SHORT TASK:
Reproduce each line exactly.

RECORDS SUPPLIED:
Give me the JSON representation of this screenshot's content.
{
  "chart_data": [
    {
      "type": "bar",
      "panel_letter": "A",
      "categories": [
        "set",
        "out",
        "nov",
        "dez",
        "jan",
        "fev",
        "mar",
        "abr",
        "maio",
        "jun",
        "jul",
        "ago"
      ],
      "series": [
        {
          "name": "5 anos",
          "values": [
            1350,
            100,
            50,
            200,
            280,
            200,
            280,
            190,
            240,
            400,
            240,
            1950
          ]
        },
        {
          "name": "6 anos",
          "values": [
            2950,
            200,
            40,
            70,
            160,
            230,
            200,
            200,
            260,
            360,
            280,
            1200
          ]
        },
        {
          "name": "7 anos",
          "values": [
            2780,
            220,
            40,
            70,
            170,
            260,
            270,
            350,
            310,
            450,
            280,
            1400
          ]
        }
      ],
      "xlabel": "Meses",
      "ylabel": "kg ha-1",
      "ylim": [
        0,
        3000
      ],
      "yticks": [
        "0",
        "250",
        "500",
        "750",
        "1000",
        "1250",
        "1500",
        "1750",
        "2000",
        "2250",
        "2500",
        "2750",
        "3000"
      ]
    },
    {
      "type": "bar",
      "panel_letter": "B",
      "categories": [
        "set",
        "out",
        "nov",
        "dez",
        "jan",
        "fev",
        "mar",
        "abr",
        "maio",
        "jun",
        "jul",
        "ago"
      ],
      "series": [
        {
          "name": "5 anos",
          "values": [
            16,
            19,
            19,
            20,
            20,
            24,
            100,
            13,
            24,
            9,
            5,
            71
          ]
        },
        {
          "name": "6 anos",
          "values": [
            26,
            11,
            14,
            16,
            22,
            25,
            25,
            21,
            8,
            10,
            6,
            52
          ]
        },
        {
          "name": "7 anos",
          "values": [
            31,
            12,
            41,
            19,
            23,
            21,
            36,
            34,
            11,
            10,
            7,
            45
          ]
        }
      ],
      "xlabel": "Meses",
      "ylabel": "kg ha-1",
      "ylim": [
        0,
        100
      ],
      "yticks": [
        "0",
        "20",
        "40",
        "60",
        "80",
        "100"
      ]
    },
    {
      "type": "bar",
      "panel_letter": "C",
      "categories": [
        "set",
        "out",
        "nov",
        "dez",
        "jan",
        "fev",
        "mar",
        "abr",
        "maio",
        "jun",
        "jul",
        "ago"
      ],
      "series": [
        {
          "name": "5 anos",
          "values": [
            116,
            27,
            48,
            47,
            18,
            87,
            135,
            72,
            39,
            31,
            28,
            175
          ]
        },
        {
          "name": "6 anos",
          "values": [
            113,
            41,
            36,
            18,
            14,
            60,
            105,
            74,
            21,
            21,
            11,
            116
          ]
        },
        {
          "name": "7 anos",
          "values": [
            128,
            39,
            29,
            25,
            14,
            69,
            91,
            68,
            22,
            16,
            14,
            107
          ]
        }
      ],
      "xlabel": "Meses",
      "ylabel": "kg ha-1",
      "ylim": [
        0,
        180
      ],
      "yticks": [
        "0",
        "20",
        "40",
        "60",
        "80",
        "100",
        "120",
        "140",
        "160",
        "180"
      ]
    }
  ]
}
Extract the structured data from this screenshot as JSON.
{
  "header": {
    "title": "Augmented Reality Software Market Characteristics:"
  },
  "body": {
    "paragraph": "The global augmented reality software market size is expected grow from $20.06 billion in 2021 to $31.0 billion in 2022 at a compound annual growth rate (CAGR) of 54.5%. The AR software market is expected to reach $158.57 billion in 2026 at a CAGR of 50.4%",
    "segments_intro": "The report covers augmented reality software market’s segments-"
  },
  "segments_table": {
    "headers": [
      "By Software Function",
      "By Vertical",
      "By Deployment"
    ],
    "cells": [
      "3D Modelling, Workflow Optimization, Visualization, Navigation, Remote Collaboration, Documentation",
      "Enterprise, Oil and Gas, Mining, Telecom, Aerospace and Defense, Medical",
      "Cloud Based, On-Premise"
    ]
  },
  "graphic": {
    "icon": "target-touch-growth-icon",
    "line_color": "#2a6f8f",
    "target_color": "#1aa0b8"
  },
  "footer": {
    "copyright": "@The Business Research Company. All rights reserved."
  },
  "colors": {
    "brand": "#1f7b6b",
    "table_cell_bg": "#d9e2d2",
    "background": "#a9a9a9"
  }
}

ANSWER FOR THIS EXERCISE:
Give me the JSON representation of this screenshot's content.
{
  "chart_data": [
    {
      "type": "bar",
      "panel_letter": "A",
      "categories": [
        "set",
        "out",
        "nov",
        "dez",
        "jan",
        "fev",
        "mar",
        "abr",
        "maio",
        "jun",
        "jul",
        "ago"
      ],
      "series": [
        {
          "name": "5 anos",
          "values": [
            1350,
            100,
            50,
            200,
            280,
            200,
            280,
            190,
            240,
            400,
            240,
            1950
          ]
        },
        {
          "name": "6 anos",
          "values": [
            2950,
            200,
            40,
            70,
            160,
            230,
            200,
            200,
            260,
            360,
            280,
            1200
          ]
        },
        {
          "name": "7 anos",
          "values": [
            2780,
            220,
            40,
            70,
            170,
            260,
            270,
            350,
            310,
            450,
            280,
            1400
          ]
        }
      ],
      "xlabel": "Meses",
      "ylabel": "kg ha-1",
      "ylim": [
        0,
        3000
      ],
      "yticks": [
        "0",
        "250",
        "500",
        "750",
        "1000",
        "1250",
        "1500",
        "1750",
        "2000",
        "2250",
        "2500",
        "2750",
        "3000"
      ]
    },
    {
      "type": "bar",
      "panel_letter": "B",
      "categories": [
        "set",
        "out",
        "nov",
        "dez",
        "jan",
        "fev",
        "mar",
        "abr",
        "maio",
        "jun",
        "jul",
        "ago"
      ],
      "series": [
        {
          "name": "5 anos",
          "values": [
            16,
            19,
            19,
            20,
            20,
            24,
            100,
            13,
            24,
            9,
            5,
            71
          ]
        },
        {
          "name": "6 anos",
          "values": [
            26,
            11,
            14,
            16,
            22,
            25,
            25,
            21,
            8,
            10,
            6,
            52
          ]
        },
        {
          "name": "7 anos",
          "values": [
            31,
            12,
            41,
            19,
            23,
            21,
            36,
            34,
            11,
            10,
            7,
            45
          ]
        }
      ],
      "xlabel": "Meses",
      "ylabel": "kg ha-1",
      "ylim": [
        0,
        100
      ],
      "yticks": [
        "0",
        "20",
        "40",
        "60",
        "80",
        "100"
      ]
    },
    {
      "type": "bar",
      "panel_letter": "C",
      "categories": [
        "set",
        "out",
        "nov",
        "dez",
        "jan",
        "fev",
        "mar",
        "abr",
        "maio",
        "jun",
        "jul",
        "ago"
      ],
      "series": [
        {
          "name": "5 anos",
          "values": [
            116,
            27,
            48,
            47,
            18,
            87,
            135,
            72,
            39,
            31,
            28,
            175
          ]
        },
        {
          "name": "6 anos",
          "values": [
            113,
            41,
            36,
            18,
            14,
            60,
            105,
            74,
            21,
            21,
            11,
            116
          ]
        },
        {
          "name": "7 anos",
          "values": [
            128,
            39,
            29,
            25,
            14,
            69,
            91,
            68,
            22,
            16,
            14,
            107
          ]
        }
      ],
      "xlabel": "Meses",
      "ylabel": "kg ha-1",
      "ylim": [
        0,
        180
      ],
      "yticks": [
        "0",
        "20",
        "40",
        "60",
        "80",
        "100",
        "120",
        "140",
        "160",
        "180"
      ]
    }
  ]
}
Extract the structured data from this screenshot as JSON.
{
  "header": {
    "title": "Augmented Reality Software Market Characteristics:"
  },
  "body": {
    "paragraph": "The global augmented reality software market size is expected grow from $20.06 billion in 2021 to $31.0 billion in 2022 at a compound annual growth rate (CAGR) of 54.5%. The AR software market is expected to reach $158.57 billion in 2026 at a CAGR of 50.4%",
    "segments_intro": "The report covers augmented reality software market’s segments-"
  },
  "segments_table": {
    "headers": [
      "By Software Function",
      "By Vertical",
      "By Deployment"
    ],
    "cells": [
      "3D Modelling, Workflow Optimization, Visualization, Navigation, Remote Collaboration, Documentation",
      "Enterprise, Oil and Gas, Mining, Telecom, Aerospace and Defense, Medical",
      "Cloud Based, On-Premise"
    ]
  },
  "graphic": {
    "icon": "target-touch-growth-icon",
    "line_color": "#2a6f8f",
    "target_color": "#1aa0b8"
  },
  "footer": {
    "copyright": "@The Business Research Company. All rights reserved."
  },
  "colors": {
    "brand": "#1f7b6b",
    "table_cell_bg": "#d9e2d2",
    "background": "#a9a9a9"
  }
}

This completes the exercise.